◆ **INFORMATION SUPPLIED**
☆ ☆ ☆ ☆ ☆ ☆ ☆

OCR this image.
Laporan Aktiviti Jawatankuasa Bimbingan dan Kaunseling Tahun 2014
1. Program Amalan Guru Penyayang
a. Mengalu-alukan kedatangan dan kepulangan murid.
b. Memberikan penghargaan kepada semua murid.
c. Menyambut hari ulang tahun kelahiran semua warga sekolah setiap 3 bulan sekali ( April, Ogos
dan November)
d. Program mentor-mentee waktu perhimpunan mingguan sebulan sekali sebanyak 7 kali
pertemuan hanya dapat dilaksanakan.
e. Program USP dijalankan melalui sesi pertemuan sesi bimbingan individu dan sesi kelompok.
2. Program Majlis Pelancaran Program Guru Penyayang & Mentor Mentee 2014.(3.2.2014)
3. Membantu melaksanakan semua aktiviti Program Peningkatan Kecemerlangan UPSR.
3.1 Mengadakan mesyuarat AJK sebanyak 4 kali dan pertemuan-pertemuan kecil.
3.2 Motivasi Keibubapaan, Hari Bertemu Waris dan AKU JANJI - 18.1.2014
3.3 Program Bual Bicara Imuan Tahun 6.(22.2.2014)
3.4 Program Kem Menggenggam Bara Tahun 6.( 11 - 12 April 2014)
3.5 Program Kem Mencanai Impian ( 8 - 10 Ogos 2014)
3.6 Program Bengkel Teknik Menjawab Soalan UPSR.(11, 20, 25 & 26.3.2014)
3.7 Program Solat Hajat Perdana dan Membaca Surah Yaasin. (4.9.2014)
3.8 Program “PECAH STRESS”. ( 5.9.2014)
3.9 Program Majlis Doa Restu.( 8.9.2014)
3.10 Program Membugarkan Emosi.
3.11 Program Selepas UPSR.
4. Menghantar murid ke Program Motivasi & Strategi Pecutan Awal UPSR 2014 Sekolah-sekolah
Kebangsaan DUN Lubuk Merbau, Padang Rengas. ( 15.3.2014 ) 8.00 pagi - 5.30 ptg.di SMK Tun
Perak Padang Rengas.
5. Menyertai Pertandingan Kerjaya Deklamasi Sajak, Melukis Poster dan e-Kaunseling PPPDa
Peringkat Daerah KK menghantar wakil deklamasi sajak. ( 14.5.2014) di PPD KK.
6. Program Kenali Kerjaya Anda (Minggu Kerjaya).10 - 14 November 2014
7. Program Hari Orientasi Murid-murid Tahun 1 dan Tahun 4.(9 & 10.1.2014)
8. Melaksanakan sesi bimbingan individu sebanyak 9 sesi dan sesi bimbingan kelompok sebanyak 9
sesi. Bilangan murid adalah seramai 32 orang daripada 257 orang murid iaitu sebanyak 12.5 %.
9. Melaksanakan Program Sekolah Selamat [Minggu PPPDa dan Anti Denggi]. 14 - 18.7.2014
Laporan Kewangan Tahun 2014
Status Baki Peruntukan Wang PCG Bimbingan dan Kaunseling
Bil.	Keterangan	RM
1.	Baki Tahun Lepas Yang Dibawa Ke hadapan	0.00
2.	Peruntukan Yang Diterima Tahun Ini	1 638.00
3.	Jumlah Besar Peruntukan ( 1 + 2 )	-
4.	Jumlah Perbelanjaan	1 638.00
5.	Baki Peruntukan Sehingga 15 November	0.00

☆ ☆ ☆ ☆ ☆ ☆ ☆

◆ **EXERCISE OBJECTIVE**
In the records above, tally the lines where the word "UPSR" appears, and give the number and nothing else.

◆ **TASK RESULT**
4